━━ Task inputs ━━

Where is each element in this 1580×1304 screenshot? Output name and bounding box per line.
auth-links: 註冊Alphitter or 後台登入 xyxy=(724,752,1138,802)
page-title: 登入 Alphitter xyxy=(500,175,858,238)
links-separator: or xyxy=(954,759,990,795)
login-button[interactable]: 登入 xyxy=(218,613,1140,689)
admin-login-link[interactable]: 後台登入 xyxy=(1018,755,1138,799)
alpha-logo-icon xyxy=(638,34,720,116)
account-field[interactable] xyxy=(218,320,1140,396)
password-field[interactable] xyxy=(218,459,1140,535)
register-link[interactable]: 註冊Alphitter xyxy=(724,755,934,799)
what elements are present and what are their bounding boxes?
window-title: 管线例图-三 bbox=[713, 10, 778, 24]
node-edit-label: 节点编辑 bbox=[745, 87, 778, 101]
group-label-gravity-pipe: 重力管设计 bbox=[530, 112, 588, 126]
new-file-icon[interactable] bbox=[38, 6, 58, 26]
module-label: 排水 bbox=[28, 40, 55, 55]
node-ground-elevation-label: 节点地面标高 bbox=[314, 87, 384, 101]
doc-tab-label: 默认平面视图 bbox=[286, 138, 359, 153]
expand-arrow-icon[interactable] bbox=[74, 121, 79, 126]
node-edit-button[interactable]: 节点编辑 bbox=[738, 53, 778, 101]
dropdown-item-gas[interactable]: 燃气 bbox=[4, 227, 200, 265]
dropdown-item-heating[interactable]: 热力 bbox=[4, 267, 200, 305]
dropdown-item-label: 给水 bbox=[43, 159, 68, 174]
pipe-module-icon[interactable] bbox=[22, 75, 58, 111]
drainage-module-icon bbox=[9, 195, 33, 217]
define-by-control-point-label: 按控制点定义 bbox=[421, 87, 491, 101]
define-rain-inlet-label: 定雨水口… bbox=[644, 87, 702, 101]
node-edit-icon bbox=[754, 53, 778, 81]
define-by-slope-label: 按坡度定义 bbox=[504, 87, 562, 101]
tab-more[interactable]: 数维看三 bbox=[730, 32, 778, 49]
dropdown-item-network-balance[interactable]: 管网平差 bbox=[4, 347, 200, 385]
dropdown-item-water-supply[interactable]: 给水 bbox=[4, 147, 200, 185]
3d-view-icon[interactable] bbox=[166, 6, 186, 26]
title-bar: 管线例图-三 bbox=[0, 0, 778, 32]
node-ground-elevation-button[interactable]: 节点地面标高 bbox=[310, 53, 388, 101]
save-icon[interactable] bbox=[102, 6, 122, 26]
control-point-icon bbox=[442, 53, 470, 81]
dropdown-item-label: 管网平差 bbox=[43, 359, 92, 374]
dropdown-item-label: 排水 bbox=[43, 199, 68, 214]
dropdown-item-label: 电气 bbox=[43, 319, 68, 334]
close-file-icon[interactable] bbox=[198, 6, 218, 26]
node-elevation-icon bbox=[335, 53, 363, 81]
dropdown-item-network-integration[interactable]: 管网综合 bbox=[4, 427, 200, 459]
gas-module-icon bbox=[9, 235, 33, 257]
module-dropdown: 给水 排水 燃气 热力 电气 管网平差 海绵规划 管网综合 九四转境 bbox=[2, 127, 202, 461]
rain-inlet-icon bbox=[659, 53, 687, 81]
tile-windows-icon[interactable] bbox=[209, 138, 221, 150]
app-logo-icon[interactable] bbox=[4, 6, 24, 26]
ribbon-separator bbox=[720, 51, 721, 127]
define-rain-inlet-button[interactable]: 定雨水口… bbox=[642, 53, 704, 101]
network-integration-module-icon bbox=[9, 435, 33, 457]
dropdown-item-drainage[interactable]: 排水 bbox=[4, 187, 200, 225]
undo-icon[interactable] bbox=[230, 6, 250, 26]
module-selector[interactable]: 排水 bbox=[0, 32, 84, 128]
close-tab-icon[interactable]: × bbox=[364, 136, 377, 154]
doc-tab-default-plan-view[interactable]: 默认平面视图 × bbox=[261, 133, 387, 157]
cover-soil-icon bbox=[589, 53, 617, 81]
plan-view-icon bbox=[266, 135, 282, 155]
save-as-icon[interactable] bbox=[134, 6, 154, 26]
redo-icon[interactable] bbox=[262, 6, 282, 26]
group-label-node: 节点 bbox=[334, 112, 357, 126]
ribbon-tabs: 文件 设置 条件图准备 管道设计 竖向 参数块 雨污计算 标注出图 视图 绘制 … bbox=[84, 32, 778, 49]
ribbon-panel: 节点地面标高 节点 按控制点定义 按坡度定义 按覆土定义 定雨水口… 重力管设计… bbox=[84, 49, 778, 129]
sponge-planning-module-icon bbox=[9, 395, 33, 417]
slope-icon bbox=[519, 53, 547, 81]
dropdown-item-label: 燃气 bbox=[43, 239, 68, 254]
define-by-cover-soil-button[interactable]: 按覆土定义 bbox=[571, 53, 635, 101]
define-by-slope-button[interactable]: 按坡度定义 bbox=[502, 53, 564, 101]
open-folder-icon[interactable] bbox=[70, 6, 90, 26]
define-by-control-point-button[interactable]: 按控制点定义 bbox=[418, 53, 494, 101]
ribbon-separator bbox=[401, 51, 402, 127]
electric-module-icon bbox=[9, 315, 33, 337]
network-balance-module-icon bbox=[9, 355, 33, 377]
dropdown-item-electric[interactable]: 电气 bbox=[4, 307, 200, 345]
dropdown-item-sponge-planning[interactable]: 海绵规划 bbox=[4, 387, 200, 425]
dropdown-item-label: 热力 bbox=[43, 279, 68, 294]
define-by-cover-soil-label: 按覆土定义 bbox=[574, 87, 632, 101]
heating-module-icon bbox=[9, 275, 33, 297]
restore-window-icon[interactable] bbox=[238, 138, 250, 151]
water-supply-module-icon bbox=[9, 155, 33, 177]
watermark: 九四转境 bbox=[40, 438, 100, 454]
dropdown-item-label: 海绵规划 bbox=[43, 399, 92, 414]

━━━

Could you set out every line of the entries above as a JSON list of strings, one string per line, leaving out any blank lines?

[
  "Where is each element in this 1580×1304 screenshot? Output name and bounding box per line.",
  "auth-links: 註冊Alphitter or 後台登入 xyxy=(724,752,1138,802)",
  "page-title: 登入 Alphitter xyxy=(500,175,858,238)",
  "links-separator: or xyxy=(954,759,990,795)",
  "login-button[interactable]: 登入 xyxy=(218,613,1140,689)",
  "admin-login-link[interactable]: 後台登入 xyxy=(1018,755,1138,799)",
  "alpha-logo-icon xyxy=(638,34,720,116)",
  "account-field[interactable] xyxy=(218,320,1140,396)",
  "password-field[interactable] xyxy=(218,459,1140,535)",
  "register-link[interactable]: 註冊Alphitter xyxy=(724,755,934,799)",
  "what elements are present and what are their bounding boxes?",
  "window-title: 管线例图-三 bbox=[713, 10, 778, 24]",
  "node-edit-label: 节点编辑 bbox=[745, 87, 778, 101]",
  "group-label-gravity-pipe: 重力管设计 bbox=[530, 112, 588, 126]",
  "new-file-icon[interactable] bbox=[38, 6, 58, 26]",
  "module-label: 排水 bbox=[28, 40, 55, 55]",
  "node-ground-elevation-label: 节点地面标高 bbox=[314, 87, 384, 101]",
  "doc-tab-label: 默认平面视图 bbox=[286, 138, 359, 153]",
  "expand-arrow-icon[interactable] bbox=[74, 121, 79, 126]",
  "node-edit-button[interactable]: 节点编辑 bbox=[738, 53, 778, 101]",
  "dropdown-item-gas[interactable]: 燃气 bbox=[4, 227, 200, 265]",
  "dropdown-item-heating[interactable]: 热力 bbox=[4, 267, 200, 305]",
  "dropdown-item-label: 给水 bbox=[43, 159, 68, 174]",
  "pipe-module-icon[interactable] bbox=[22, 75, 58, 111]",
  "drainage-module-icon bbox=[9, 195, 33, 217]",
  "define-by-control-point-label: 按控制点定义 bbox=[421, 87, 491, 101]",
  "define-rain-inlet-label: 定雨水口… bbox=[644, 87, 702, 101]",
  "node-edit-icon bbox=[754, 53, 778, 81]",
  "define-by-slope-label: 按坡度定义 bbox=[504, 87, 562, 101]",
  "tab-more[interactable]: 数维看三 bbox=[730, 32, 778, 49]",
  "dropdown-item-network-balance[interactable]: 管网平差 bbox=[4, 347, 200, 385]",
  "dropdown-item-water-supply[interactable]: 给水 bbox=[4, 147, 200, 185]",
  "3d-view-icon[interactable] bbox=[166, 6, 186, 26]",
  "title-bar: 管线例图-三 bbox=[0, 0, 778, 32]",
  "node-ground-elevation-button[interactable]: 节点地面标高 bbox=[310, 53, 388, 101]",
  "save-icon[interactable] bbox=[102, 6, 122, 26]",
  "control-point-icon bbox=[442, 53, 470, 81]",
  "dropdown-item-label: 管网平差 bbox=[43, 359, 92, 374]",
  "dropdown-item-label: 排水 bbox=[43, 199, 68, 214]",
  "dropdown-item-label: 电气 bbox=[43, 319, 68, 334]",
  "close-file-icon[interactable] bbox=[198, 6, 218, 26]",
  "node-elevation-icon bbox=[335, 53, 363, 81]",
  "dropdown-item-network-integration[interactable]: 管网综合 bbox=[4, 427, 200, 459]",
  "gas-module-icon bbox=[9, 235, 33, 257]",
  "module-dropdown: 给水 排水 燃气 热力 电气 管网平差 海绵规划 管网综合 九四转境 bbox=[2, 127, 202, 461]",
  "rain-inlet-icon bbox=[659, 53, 687, 81]",
  "tile-windows-icon[interactable] bbox=[209, 138, 221, 150]",
  "app-logo-icon[interactable] bbox=[4, 6, 24, 26]",
  "ribbon-separator bbox=[720, 51, 721, 127]",
  "define-rain-inlet-button[interactable]: 定雨水口… bbox=[642, 53, 704, 101]",
  "network-integration-module-icon bbox=[9, 435, 33, 457]",
  "dropdown-item-drainage[interactable]: 排水 bbox=[4, 187, 200, 225]",
  "undo-icon[interactable] bbox=[230, 6, 250, 26]",
  "module-selector[interactable]: 排水 bbox=[0, 32, 84, 128]",
  "close-tab-icon[interactable]: × bbox=[364, 136, 377, 154]",
  "doc-tab-default-plan-view[interactable]: 默认平面视图 × bbox=[261, 133, 387, 157]",
  "cover-soil-icon bbox=[589, 53, 617, 81]",
  "plan-view-icon bbox=[266, 135, 282, 155]",
  "save-as-icon[interactable] bbox=[134, 6, 154, 26]",
  "redo-icon[interactable] bbox=[262, 6, 282, 26]",
  "group-label-node: 节点 bbox=[334, 112, 357, 126]",
  "ribbon-tabs: 文件 设置 条件图准备 管道设计 竖向 参数块 雨污计算 标注出图 视图 绘制 … bbox=[84, 32, 778, 49]",
  "ribbon-panel: 节点地面标高 节点 按控制点定义 按坡度定义 按覆土定义 定雨水口… 重力管设计… bbox=[84, 49, 778, 129]",
  "sponge-planning-module-icon bbox=[9, 395, 33, 417]",
  "slope-icon bbox=[519, 53, 547, 81]",
  "dropdown-item-label: 燃气 bbox=[43, 239, 68, 254]",
  "define-by-cover-soil-button[interactable]: 按覆土定义 bbox=[571, 53, 635, 101]",
  "define-by-slope-button[interactable]: 按坡度定义 bbox=[502, 53, 564, 101]",
  "open-folder-icon[interactable] bbox=[70, 6, 90, 26]",
  "define-by-control-point-button[interactable]: 按控制点定义 bbox=[418, 53, 494, 101]",
  "ribbon-separator bbox=[401, 51, 402, 127]",
  "electric-module-icon bbox=[9, 315, 33, 337]",
  "network-balance-module-icon bbox=[9, 355, 33, 377]",
  "dropdown-item-electric[interactable]: 电气 bbox=[4, 307, 200, 345]",
  "dropdown-item-sponge-planning[interactable]: 海绵规划 bbox=[4, 387, 200, 425]",
  "dropdown-item-label: 热力 bbox=[43, 279, 68, 294]",
  "define-by-cover-soil-label: 按覆土定义 bbox=[574, 87, 632, 101]",
  "heating-module-icon bbox=[9, 275, 33, 297]",
  "restore-window-icon[interactable] bbox=[238, 138, 250, 151]",
  "water-supply-module-icon bbox=[9, 155, 33, 177]",
  "watermark: 九四转境 bbox=[40, 438, 100, 454]",
  "dropdown-item-label: 海绵规划 bbox=[43, 399, 92, 414]"
]